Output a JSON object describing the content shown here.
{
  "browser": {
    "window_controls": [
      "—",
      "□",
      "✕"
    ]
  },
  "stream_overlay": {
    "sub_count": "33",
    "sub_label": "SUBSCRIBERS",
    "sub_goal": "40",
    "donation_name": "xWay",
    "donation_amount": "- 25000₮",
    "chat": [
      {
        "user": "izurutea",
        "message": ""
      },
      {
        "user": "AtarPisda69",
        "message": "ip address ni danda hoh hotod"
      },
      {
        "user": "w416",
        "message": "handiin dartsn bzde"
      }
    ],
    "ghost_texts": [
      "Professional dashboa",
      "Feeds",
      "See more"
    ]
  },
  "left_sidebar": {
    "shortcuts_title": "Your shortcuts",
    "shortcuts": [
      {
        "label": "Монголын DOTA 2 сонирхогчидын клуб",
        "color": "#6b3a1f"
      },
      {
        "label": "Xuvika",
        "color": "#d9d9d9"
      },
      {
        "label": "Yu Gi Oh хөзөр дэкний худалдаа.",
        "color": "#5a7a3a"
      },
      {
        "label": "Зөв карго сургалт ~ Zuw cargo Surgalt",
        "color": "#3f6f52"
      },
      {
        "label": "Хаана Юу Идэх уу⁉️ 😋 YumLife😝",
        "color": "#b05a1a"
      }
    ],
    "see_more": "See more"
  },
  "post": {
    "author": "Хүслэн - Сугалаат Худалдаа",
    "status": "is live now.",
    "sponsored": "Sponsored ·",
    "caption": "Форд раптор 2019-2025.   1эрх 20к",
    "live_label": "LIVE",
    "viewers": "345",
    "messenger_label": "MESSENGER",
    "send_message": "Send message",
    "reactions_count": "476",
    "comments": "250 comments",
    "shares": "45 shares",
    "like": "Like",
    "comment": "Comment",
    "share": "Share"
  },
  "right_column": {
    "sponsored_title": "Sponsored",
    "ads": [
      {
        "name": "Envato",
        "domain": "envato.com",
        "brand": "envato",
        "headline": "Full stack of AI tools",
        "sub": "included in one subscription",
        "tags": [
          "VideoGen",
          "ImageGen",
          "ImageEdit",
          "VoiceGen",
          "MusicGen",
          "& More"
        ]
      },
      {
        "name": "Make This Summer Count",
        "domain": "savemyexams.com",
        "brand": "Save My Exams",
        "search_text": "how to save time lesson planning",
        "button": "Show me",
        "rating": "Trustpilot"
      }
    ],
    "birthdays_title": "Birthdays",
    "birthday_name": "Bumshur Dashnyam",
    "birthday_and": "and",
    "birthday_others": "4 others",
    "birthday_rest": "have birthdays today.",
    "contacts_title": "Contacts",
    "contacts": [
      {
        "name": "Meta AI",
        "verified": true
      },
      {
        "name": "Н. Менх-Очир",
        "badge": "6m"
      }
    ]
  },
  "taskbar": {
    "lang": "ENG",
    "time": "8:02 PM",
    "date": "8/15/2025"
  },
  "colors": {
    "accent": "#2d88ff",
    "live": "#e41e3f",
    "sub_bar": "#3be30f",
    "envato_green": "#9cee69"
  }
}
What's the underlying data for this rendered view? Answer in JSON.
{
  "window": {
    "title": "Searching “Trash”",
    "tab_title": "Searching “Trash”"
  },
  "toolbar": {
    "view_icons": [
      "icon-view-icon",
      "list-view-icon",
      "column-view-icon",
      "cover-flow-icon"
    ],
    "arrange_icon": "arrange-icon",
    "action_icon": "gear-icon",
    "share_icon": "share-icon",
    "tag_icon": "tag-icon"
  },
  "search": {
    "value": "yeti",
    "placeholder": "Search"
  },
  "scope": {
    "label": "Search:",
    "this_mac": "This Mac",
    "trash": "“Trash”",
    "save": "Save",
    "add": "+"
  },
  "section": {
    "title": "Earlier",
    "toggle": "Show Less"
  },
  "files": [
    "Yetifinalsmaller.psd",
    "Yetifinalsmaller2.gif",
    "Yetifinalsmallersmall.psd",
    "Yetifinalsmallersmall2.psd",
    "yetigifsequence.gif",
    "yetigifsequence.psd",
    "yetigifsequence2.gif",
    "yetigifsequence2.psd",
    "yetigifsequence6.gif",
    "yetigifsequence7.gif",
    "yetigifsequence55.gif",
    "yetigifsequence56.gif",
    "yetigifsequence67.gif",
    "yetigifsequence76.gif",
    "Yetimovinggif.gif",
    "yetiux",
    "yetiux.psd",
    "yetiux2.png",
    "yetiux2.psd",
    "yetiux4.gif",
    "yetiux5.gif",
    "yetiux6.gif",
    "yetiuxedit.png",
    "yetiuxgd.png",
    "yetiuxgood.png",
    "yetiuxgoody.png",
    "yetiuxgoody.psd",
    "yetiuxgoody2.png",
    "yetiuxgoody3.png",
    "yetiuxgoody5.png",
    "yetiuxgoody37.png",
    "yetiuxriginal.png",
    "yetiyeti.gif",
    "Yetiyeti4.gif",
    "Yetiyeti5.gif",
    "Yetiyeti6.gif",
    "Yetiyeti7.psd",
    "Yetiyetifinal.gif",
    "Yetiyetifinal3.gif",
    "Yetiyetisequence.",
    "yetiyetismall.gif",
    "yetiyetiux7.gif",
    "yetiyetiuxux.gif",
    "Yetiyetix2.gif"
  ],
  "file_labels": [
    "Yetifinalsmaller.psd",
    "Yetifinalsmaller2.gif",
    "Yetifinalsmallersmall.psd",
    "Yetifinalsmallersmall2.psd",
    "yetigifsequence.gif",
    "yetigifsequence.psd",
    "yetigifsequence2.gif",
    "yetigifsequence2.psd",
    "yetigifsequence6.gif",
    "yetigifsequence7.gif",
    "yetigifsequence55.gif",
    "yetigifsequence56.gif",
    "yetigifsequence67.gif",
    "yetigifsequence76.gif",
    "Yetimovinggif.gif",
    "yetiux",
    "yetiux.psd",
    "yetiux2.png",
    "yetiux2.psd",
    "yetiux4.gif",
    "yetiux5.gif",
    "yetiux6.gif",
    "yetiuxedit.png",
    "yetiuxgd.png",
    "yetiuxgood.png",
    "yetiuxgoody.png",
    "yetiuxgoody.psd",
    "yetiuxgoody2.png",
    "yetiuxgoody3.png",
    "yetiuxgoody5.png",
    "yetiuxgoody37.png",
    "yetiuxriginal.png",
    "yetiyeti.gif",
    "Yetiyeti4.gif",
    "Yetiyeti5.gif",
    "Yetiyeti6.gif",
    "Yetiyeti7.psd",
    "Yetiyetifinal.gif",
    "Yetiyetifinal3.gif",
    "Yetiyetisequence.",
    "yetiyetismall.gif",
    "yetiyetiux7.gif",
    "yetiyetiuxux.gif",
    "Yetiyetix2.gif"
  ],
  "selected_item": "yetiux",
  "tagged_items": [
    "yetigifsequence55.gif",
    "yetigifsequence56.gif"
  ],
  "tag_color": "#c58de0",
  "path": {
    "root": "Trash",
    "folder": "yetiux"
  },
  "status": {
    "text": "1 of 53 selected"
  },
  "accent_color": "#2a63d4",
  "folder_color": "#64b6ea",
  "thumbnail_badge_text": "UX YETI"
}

_____

Search the records for the word "time", then list every line that has it.

        "search_text": "how to save time lesson planning",
    "time": "8:02 PM",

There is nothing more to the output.